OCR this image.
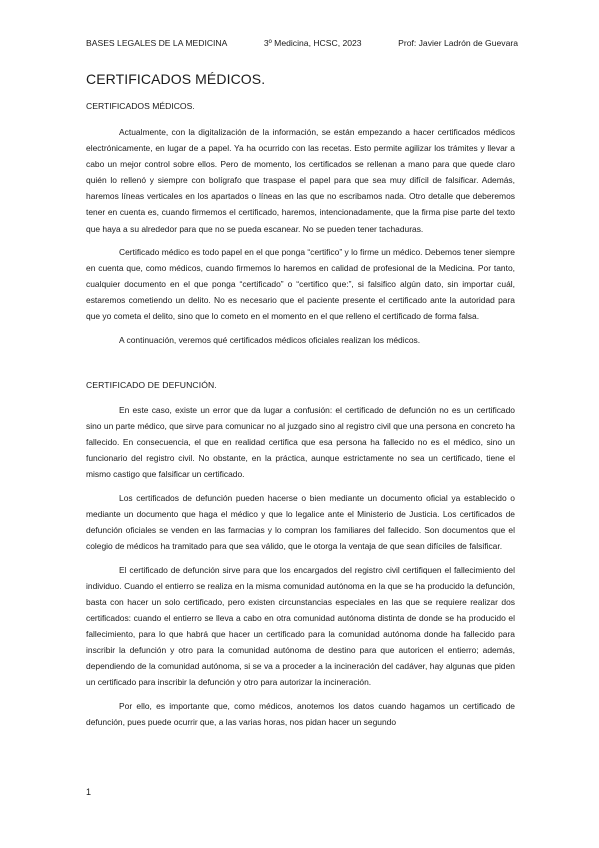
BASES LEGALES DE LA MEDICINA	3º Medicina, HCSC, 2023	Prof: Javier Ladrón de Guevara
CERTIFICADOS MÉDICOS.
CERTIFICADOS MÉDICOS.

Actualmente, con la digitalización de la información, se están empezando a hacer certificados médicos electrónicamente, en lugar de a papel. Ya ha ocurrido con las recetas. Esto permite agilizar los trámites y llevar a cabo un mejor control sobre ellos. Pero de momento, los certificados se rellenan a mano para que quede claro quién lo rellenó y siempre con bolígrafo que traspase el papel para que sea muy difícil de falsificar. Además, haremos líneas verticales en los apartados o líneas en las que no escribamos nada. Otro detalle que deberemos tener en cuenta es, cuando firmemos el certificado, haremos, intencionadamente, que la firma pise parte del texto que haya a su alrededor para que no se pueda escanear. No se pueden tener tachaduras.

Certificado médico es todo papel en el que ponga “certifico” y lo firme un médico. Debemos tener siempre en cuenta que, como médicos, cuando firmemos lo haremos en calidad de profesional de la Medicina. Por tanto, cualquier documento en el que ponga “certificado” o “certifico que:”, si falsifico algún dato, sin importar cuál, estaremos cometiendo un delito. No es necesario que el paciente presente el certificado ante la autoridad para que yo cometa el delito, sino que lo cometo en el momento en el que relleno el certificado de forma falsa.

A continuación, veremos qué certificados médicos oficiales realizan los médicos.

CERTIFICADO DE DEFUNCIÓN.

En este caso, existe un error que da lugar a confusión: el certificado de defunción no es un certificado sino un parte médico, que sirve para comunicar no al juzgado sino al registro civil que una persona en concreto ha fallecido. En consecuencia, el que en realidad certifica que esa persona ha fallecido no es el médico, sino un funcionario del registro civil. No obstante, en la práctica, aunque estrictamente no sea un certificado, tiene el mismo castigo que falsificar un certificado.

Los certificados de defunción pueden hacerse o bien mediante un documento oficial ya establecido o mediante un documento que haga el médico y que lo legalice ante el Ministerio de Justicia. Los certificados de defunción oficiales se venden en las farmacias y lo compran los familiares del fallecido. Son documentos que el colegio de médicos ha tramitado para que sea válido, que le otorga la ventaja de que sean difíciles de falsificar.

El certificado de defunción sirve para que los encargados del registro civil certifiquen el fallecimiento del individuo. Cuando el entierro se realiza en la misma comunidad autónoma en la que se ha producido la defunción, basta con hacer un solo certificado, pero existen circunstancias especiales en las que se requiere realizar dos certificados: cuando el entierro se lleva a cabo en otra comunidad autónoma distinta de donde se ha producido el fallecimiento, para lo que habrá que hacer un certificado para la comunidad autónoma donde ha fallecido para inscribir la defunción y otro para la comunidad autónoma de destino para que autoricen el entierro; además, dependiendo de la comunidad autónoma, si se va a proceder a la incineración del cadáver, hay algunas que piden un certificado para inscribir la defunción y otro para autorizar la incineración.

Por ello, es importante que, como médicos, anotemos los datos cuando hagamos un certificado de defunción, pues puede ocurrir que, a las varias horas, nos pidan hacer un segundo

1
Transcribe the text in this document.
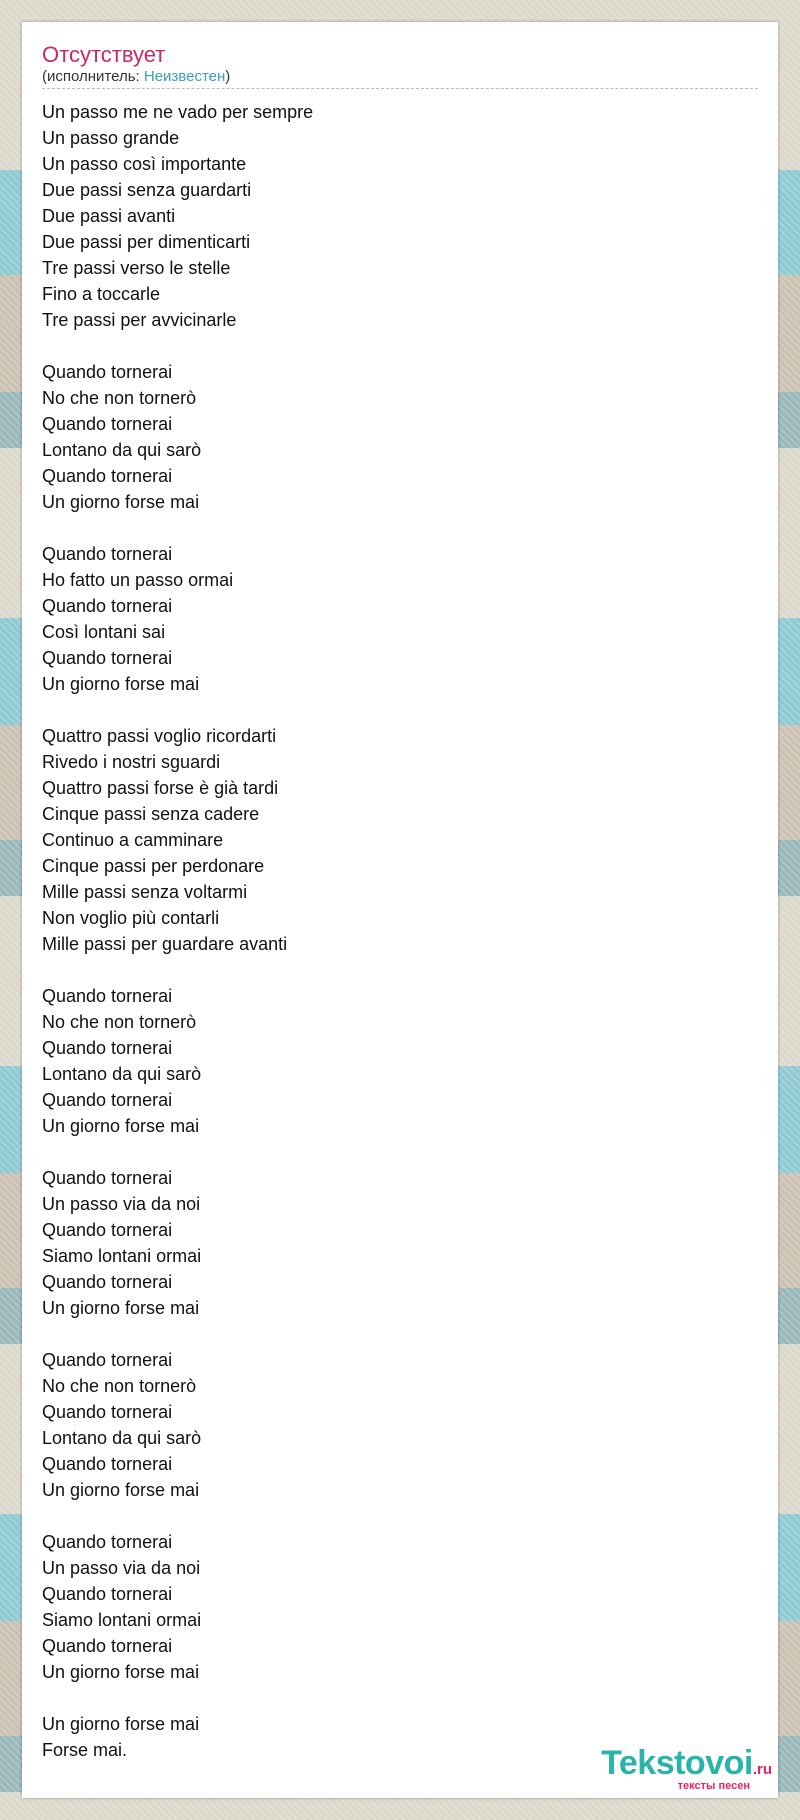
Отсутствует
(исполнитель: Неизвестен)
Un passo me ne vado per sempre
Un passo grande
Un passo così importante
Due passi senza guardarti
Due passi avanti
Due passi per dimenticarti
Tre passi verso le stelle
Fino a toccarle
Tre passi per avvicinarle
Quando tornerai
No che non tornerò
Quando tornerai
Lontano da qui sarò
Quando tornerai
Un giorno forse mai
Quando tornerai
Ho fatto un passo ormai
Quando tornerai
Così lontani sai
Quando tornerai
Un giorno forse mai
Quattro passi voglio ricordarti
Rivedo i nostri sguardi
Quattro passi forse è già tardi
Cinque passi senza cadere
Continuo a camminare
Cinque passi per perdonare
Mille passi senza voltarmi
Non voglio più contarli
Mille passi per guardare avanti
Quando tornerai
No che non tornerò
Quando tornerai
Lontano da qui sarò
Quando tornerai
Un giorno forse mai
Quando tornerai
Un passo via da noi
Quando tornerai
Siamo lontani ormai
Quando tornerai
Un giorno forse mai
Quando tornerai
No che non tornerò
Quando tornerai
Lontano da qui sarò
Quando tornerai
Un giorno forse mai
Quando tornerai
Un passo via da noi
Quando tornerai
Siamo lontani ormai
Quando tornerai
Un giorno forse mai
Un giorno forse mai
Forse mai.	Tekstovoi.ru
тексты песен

____________________

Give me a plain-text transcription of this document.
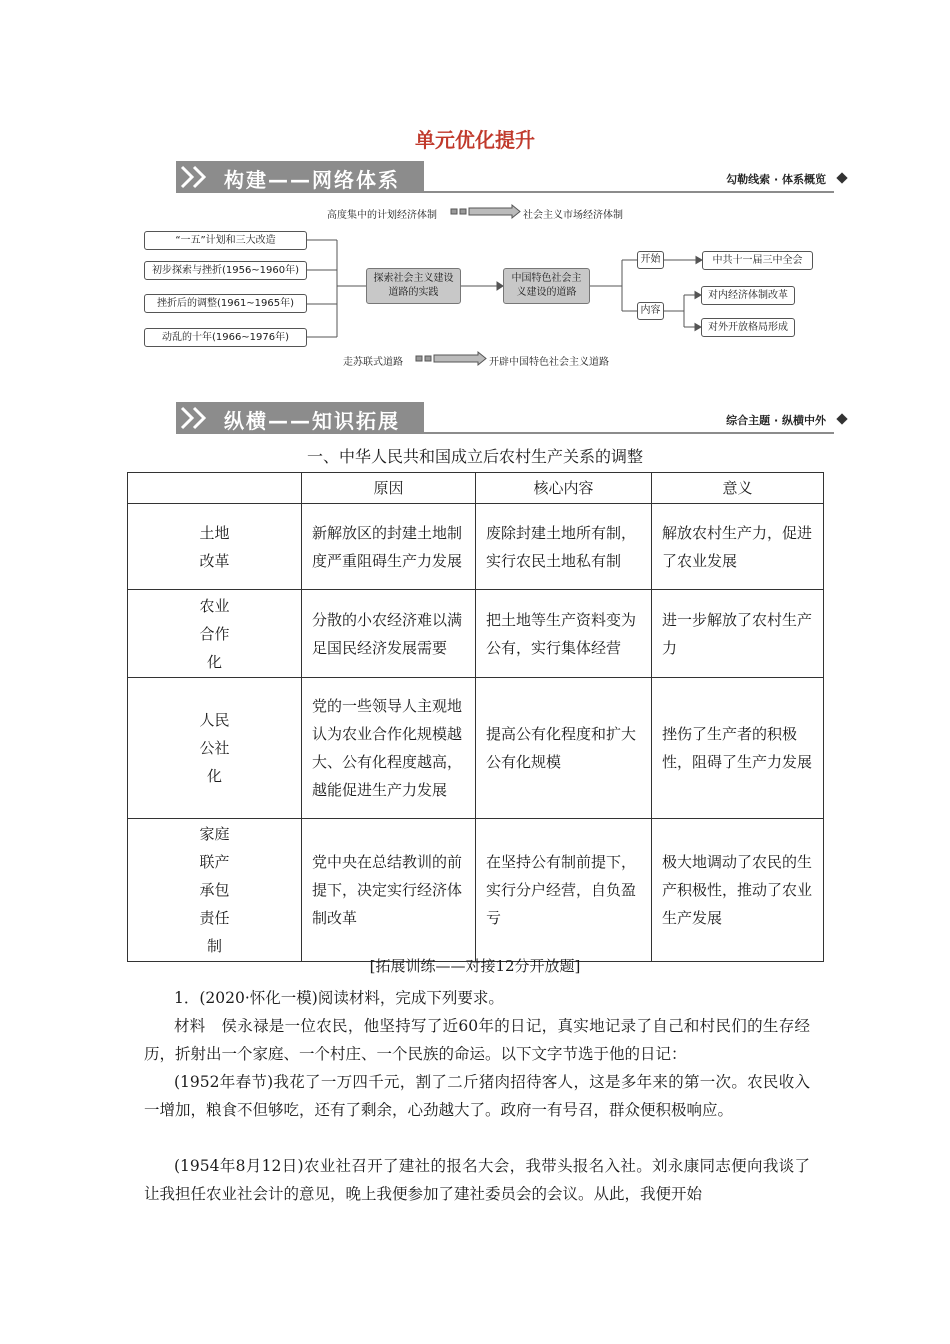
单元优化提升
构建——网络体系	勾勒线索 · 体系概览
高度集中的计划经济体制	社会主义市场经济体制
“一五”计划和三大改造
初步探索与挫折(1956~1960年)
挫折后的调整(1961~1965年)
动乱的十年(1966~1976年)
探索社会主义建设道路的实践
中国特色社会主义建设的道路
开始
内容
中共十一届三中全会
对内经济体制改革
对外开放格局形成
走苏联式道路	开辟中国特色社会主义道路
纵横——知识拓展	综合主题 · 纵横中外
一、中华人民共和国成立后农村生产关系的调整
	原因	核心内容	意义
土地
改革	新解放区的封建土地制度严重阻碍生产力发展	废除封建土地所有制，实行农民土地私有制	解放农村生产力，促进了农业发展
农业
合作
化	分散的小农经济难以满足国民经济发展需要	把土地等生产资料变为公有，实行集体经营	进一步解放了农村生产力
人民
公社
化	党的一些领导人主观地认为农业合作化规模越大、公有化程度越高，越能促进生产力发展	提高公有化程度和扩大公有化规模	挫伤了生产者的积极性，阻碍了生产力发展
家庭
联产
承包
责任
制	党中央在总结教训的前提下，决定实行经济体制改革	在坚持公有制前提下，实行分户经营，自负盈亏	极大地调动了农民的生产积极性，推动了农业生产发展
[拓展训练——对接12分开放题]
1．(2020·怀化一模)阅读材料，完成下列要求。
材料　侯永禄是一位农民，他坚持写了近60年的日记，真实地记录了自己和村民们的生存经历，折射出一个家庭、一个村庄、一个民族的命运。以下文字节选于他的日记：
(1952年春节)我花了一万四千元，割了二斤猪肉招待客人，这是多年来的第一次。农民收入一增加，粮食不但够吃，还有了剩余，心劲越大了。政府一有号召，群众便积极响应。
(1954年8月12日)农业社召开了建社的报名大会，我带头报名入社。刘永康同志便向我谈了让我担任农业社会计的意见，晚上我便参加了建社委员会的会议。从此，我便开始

____________________

*Given instruction:*
Pull out every line in the data above that has the word "haremos".

*Response:*
Actualmente, con la digitalización de la información, se están empezando a hacer certificados médicos electrónicamente, en lugar de a papel. Ya ha ocurrido con las recetas. Esto permite agilizar los trámites y llevar a cabo un mejor control sobre ellos. Pero de momento, los certificados se rellenan a mano para que quede claro quién lo rellenó y siempre con bolígrafo que traspase el papel para que sea muy difícil de falsificar. Además, haremos líneas verticales en los apartados o líneas en las que no escribamos nada. Otro detalle que deberemos tener en cuenta es, cuando firmemos el certificado, haremos, intencionadamente, que la firma pise parte del texto que haya a su alrededor para que no se pueda escanear. No se pueden tener tachaduras.
Certificado médico es todo papel en el que ponga “certifico” y lo firme un médico. Debemos tener siempre en cuenta que, como médicos, cuando firmemos lo haremos en calidad de profesional de la Medicina. Por tanto, cualquier documento en el que ponga “certificado” o “certifico que:”, si falsifico algún dato, sin importar cuál, estaremos cometiendo un delito. No es necesario que el paciente presente el certificado ante la autoridad para que yo cometa el delito, sino que lo cometo en el momento en el que relleno el certificado de forma falsa.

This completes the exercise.